→ **Written instruction**:
Restate the full set of records exactly, word for word.

→ **Exercise data**:
— Begin —

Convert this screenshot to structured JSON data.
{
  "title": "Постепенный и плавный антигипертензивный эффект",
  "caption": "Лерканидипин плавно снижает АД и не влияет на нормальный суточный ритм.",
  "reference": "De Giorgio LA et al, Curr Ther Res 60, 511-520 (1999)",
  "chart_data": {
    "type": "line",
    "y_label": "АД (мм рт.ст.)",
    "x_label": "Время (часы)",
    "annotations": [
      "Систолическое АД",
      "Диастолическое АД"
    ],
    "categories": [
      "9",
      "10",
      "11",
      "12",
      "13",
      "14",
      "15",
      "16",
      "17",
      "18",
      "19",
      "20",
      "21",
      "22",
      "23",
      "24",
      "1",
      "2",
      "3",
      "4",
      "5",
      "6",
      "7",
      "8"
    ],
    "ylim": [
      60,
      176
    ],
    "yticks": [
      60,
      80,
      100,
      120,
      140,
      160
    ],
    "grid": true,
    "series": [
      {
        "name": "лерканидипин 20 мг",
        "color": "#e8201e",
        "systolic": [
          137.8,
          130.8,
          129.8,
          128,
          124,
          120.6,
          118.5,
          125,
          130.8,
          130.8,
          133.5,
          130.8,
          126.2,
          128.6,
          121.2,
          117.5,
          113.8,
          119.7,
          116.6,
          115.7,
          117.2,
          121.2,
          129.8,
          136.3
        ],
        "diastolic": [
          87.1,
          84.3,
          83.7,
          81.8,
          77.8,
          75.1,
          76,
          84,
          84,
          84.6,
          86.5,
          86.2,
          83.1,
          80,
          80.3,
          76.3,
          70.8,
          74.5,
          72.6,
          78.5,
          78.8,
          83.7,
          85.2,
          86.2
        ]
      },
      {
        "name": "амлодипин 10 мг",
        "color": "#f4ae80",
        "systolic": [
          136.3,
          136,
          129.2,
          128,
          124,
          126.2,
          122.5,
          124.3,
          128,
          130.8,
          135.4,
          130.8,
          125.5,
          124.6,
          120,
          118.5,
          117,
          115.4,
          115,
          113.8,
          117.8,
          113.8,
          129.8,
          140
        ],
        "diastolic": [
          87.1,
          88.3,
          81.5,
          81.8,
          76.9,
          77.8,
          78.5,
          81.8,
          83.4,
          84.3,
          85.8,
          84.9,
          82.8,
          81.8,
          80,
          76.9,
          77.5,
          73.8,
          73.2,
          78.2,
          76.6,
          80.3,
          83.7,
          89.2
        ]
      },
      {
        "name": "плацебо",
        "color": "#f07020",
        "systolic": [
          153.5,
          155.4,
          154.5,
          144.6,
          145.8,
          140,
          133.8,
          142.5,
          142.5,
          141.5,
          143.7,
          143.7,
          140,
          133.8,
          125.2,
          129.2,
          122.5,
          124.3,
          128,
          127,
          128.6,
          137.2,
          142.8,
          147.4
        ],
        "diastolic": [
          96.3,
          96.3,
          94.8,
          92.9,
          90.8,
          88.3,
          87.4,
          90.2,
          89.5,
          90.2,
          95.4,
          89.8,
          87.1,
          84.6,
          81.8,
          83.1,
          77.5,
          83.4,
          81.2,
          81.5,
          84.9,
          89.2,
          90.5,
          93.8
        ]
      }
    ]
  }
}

— End —

→ **Solution for this problem**:
Convert this screenshot to structured JSON data.
{
  "title": "Постепенный и плавный антигипертензивный эффект",
  "caption": "Лерканидипин плавно снижает АД и не влияет на нормальный суточный ритм.",
  "reference": "De Giorgio LA et al, Curr Ther Res 60, 511-520 (1999)",
  "chart_data": {
    "type": "line",
    "y_label": "АД (мм рт.ст.)",
    "x_label": "Время (часы)",
    "annotations": [
      "Систолическое АД",
      "Диастолическое АД"
    ],
    "categories": [
      "9",
      "10",
      "11",
      "12",
      "13",
      "14",
      "15",
      "16",
      "17",
      "18",
      "19",
      "20",
      "21",
      "22",
      "23",
      "24",
      "1",
      "2",
      "3",
      "4",
      "5",
      "6",
      "7",
      "8"
    ],
    "ylim": [
      60,
      176
    ],
    "yticks": [
      60,
      80,
      100,
      120,
      140,
      160
    ],
    "grid": true,
    "series": [
      {
        "name": "лерканидипин 20 мг",
        "color": "#e8201e",
        "systolic": [
          137.8,
          130.8,
          129.8,
          128,
          124,
          120.6,
          118.5,
          125,
          130.8,
          130.8,
          133.5,
          130.8,
          126.2,
          128.6,
          121.2,
          117.5,
          113.8,
          119.7,
          116.6,
          115.7,
          117.2,
          121.2,
          129.8,
          136.3
        ],
        "diastolic": [
          87.1,
          84.3,
          83.7,
          81.8,
          77.8,
          75.1,
          76,
          84,
          84,
          84.6,
          86.5,
          86.2,
          83.1,
          80,
          80.3,
          76.3,
          70.8,
          74.5,
          72.6,
          78.5,
          78.8,
          83.7,
          85.2,
          86.2
        ]
      },
      {
        "name": "амлодипин 10 мг",
        "color": "#f4ae80",
        "systolic": [
          136.3,
          136,
          129.2,
          128,
          124,
          126.2,
          122.5,
          124.3,
          128,
          130.8,
          135.4,
          130.8,
          125.5,
          124.6,
          120,
          118.5,
          117,
          115.4,
          115,
          113.8,
          117.8,
          113.8,
          129.8,
          140
        ],
        "diastolic": [
          87.1,
          88.3,
          81.5,
          81.8,
          76.9,
          77.8,
          78.5,
          81.8,
          83.4,
          84.3,
          85.8,
          84.9,
          82.8,
          81.8,
          80,
          76.9,
          77.5,
          73.8,
          73.2,
          78.2,
          76.6,
          80.3,
          83.7,
          89.2
        ]
      },
      {
        "name": "плацебо",
        "color": "#f07020",
        "systolic": [
          153.5,
          155.4,
          154.5,
          144.6,
          145.8,
          140,
          133.8,
          142.5,
          142.5,
          141.5,
          143.7,
          143.7,
          140,
          133.8,
          125.2,
          129.2,
          122.5,
          124.3,
          128,
          127,
          128.6,
          137.2,
          142.8,
          147.4
        ],
        "diastolic": [
          96.3,
          96.3,
          94.8,
          92.9,
          90.8,
          88.3,
          87.4,
          90.2,
          89.5,
          90.2,
          95.4,
          89.8,
          87.1,
          84.6,
          81.8,
          83.1,
          77.5,
          83.4,
          81.2,
          81.5,
          84.9,
          89.2,
          90.5,
          93.8
        ]
      }
    ]
  }
}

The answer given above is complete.